Given text:
——————————

Following SI’s ZiaSun message board was a bit like watching a constantly evolving argument among a group of petulant, sometimes threatening busybodies and lunatics. Through it all, actual information was being exchanged, and some of it was pretty good.

On April 8, 1999, one message on the SI board zeroed in on ZiaSun’s investor-relations firm, which did work for a bunch of boiler-room favorites (including a spunky little motorcycle company), and had the same address as ZiaSun. That’s hardly the kind of thing you want to see in an OTC stock, if you are a small investor. Others noted that Amber was selling stocks in Australia without being registered with Australian authorities. In the coming months, other messages would say that Lynn Briggs, former president of ZiaSun, had once been a broker for P.T. Dolok Permai, and that P.T. Dolok was also known as International Asset Management. When action was finally taken overseas, they would spread the word that IAM had been raided by Thai authorities and that both firms had been blacklisted by Australian and New Zealand regulators for selling securities without a license.

——————————

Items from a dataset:

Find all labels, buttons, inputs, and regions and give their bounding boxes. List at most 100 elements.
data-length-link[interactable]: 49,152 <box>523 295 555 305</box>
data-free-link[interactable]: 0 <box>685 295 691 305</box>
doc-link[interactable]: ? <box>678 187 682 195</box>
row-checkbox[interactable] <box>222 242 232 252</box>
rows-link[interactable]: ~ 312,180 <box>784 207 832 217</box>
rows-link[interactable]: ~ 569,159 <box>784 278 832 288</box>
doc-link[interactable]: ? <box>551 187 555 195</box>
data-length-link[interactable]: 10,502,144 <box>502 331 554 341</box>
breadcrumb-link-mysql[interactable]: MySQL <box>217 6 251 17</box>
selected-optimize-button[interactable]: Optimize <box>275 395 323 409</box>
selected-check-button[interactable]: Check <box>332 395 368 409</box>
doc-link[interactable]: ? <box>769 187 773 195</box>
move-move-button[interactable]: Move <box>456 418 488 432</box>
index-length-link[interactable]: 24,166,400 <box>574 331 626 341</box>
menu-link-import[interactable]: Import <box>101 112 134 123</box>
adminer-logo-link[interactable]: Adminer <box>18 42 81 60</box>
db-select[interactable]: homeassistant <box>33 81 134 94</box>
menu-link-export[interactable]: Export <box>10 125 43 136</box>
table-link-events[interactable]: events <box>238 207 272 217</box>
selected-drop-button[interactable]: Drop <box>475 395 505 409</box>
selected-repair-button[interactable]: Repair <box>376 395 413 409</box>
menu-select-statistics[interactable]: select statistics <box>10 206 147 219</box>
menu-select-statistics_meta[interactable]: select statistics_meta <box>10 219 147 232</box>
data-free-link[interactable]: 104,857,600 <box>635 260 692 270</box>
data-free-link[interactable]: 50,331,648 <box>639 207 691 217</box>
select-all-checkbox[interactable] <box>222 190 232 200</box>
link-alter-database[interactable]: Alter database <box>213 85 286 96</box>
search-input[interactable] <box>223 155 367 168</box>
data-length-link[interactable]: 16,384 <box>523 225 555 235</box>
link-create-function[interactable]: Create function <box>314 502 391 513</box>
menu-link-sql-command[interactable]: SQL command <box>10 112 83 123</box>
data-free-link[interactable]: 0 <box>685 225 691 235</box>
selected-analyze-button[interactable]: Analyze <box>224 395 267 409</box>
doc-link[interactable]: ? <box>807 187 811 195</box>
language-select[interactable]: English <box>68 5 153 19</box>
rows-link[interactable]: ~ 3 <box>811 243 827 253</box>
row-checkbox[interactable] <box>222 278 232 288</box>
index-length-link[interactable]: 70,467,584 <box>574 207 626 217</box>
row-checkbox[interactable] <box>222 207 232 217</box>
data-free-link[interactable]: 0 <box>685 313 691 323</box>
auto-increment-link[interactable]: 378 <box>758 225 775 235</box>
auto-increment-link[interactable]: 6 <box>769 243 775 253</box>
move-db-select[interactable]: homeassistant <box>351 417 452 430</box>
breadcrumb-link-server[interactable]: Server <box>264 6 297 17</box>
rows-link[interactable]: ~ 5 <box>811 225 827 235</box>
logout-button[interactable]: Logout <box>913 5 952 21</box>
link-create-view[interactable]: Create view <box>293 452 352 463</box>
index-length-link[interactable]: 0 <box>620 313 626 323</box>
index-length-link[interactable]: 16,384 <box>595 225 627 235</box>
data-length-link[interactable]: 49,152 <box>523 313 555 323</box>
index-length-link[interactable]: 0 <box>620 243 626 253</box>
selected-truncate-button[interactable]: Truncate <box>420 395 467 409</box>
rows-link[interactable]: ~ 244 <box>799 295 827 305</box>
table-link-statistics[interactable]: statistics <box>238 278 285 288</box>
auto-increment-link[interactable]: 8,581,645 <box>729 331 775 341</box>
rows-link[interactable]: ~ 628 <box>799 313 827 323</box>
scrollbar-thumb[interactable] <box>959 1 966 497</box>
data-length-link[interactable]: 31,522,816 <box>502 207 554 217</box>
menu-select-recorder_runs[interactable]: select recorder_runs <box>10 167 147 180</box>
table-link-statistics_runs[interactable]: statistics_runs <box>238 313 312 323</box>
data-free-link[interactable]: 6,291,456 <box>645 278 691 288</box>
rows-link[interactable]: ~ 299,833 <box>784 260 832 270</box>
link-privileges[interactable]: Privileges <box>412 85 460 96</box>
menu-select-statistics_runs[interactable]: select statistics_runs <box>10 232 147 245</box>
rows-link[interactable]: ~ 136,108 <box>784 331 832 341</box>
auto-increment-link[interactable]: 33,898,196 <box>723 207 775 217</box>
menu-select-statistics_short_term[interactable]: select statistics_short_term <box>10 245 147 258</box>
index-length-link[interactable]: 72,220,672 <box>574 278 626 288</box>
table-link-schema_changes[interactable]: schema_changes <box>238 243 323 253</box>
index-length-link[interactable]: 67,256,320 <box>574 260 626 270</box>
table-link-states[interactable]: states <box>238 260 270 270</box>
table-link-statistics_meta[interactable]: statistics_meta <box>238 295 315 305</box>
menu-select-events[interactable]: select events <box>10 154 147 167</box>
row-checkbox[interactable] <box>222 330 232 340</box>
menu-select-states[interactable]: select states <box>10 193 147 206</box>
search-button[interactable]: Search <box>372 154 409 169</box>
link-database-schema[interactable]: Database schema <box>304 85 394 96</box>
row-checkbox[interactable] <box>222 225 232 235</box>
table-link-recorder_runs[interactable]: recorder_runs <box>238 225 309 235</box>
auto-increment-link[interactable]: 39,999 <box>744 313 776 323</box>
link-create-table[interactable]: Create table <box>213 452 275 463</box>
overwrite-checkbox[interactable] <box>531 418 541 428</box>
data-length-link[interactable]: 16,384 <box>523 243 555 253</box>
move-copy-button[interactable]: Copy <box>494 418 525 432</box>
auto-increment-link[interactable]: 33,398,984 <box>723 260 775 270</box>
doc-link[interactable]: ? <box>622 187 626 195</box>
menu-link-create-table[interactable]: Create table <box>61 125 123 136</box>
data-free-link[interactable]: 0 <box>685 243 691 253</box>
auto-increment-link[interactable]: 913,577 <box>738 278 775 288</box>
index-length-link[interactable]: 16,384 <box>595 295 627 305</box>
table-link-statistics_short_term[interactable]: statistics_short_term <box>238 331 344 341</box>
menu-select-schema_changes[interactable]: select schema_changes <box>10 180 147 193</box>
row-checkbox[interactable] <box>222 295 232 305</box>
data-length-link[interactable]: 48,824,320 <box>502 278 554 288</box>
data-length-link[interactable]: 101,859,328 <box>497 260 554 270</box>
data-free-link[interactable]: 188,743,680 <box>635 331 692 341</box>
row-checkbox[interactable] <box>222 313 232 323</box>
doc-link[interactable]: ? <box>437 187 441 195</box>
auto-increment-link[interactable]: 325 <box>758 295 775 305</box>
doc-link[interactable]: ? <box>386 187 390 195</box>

——————————

What is being asked:
Copy the stretch from "On April 8, 1999, one" through "without a license." in the passage on the ZiaSun message board, substituting "Indonesian" for "Thai".

Answer:
On April 8, 1999, one message on the SI board zeroed in on ZiaSun’s investor-relations firm, which did work for a bunch of boiler-room favorites (including a spunky little motorcycle company), and had the same address as ZiaSun. That’s hardly the kind of thing you want to see in an OTC stock, if you are a small investor. Others noted that Amber was selling stocks in Australia without being registered with Australian authorities. In the coming months, other messages would say that Lynn Briggs, former president of ZiaSun, had once been a broker for P.T. Dolok Permai, and that P.T. Dolok was also known as International Asset Management. When action was finally taken overseas, they would spread the word that IAM had been raided by Indonesian authorities and that both firms had been blacklisted by Australian and New Zealand regulators for selling securities without a license.